• _INPUT_:

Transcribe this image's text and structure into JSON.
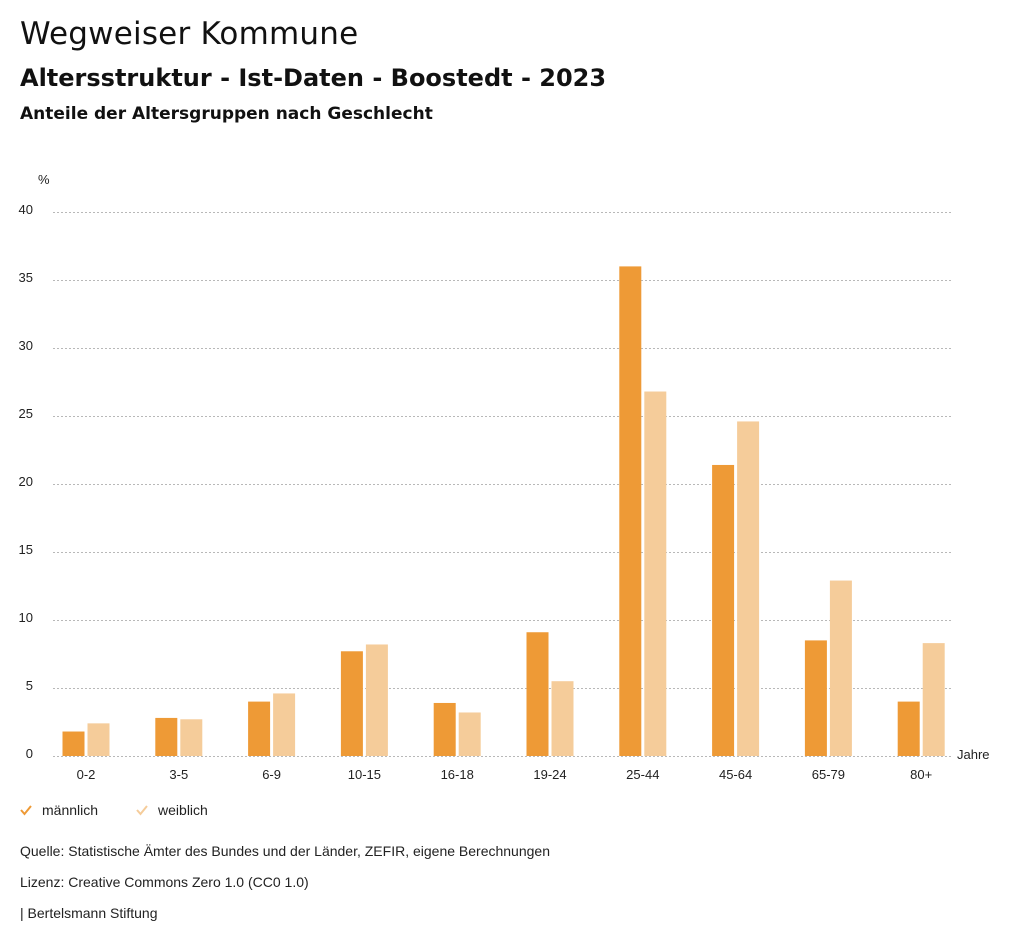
{
  "header": {
    "title": "Wegweiser Kommune",
    "subtitle": "Altersstruktur - Ist-Daten - Boostedt - 2023",
    "description": "Anteile der Altersgruppen nach Geschlecht"
  },
  "chart_data": {
    "type": "bar",
    "title": "Anteile der Altersgruppen nach Geschlecht",
    "xlabel": "Jahre",
    "ylabel": "%",
    "ylim": [
      0,
      40
    ],
    "yticks": [
      0,
      5,
      10,
      15,
      20,
      25,
      30,
      35,
      40
    ],
    "grid": true,
    "legend_position": "bottom-left",
    "categories": [
      "0-2",
      "3-5",
      "6-9",
      "10-15",
      "16-18",
      "19-24",
      "25-44",
      "45-64",
      "65-79",
      "80+"
    ],
    "series": [
      {
        "name": "männlich",
        "color": "#EE9A36",
        "values": [
          1.8,
          2.8,
          4.0,
          7.7,
          3.9,
          9.1,
          36.0,
          21.4,
          8.5,
          4.0
        ]
      },
      {
        "name": "weiblich",
        "color": "#F5CC9A",
        "values": [
          2.4,
          2.7,
          4.6,
          8.2,
          3.2,
          5.5,
          26.8,
          24.6,
          12.9,
          8.3
        ]
      }
    ]
  },
  "legend": {
    "items": [
      {
        "label": "männlich",
        "color": "#EE9A36",
        "icon": "check-icon"
      },
      {
        "label": "weiblich",
        "color": "#F5CC9A",
        "icon": "check-icon"
      }
    ]
  },
  "footer": {
    "source": "Quelle: Statistische Ämter des Bundes und der Länder, ZEFIR, eigene Berechnungen",
    "license": "Lizenz: Creative Commons Zero 1.0 (CC0 1.0)",
    "publisher": "| Bertelsmann Stiftung"
  }
}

• _TASK TO CARRY OUT_: Count the lines of the listing above that include the word "nach" and state the total with nothing else.

• _ANSWER FOR THIS EXERCISE_: 2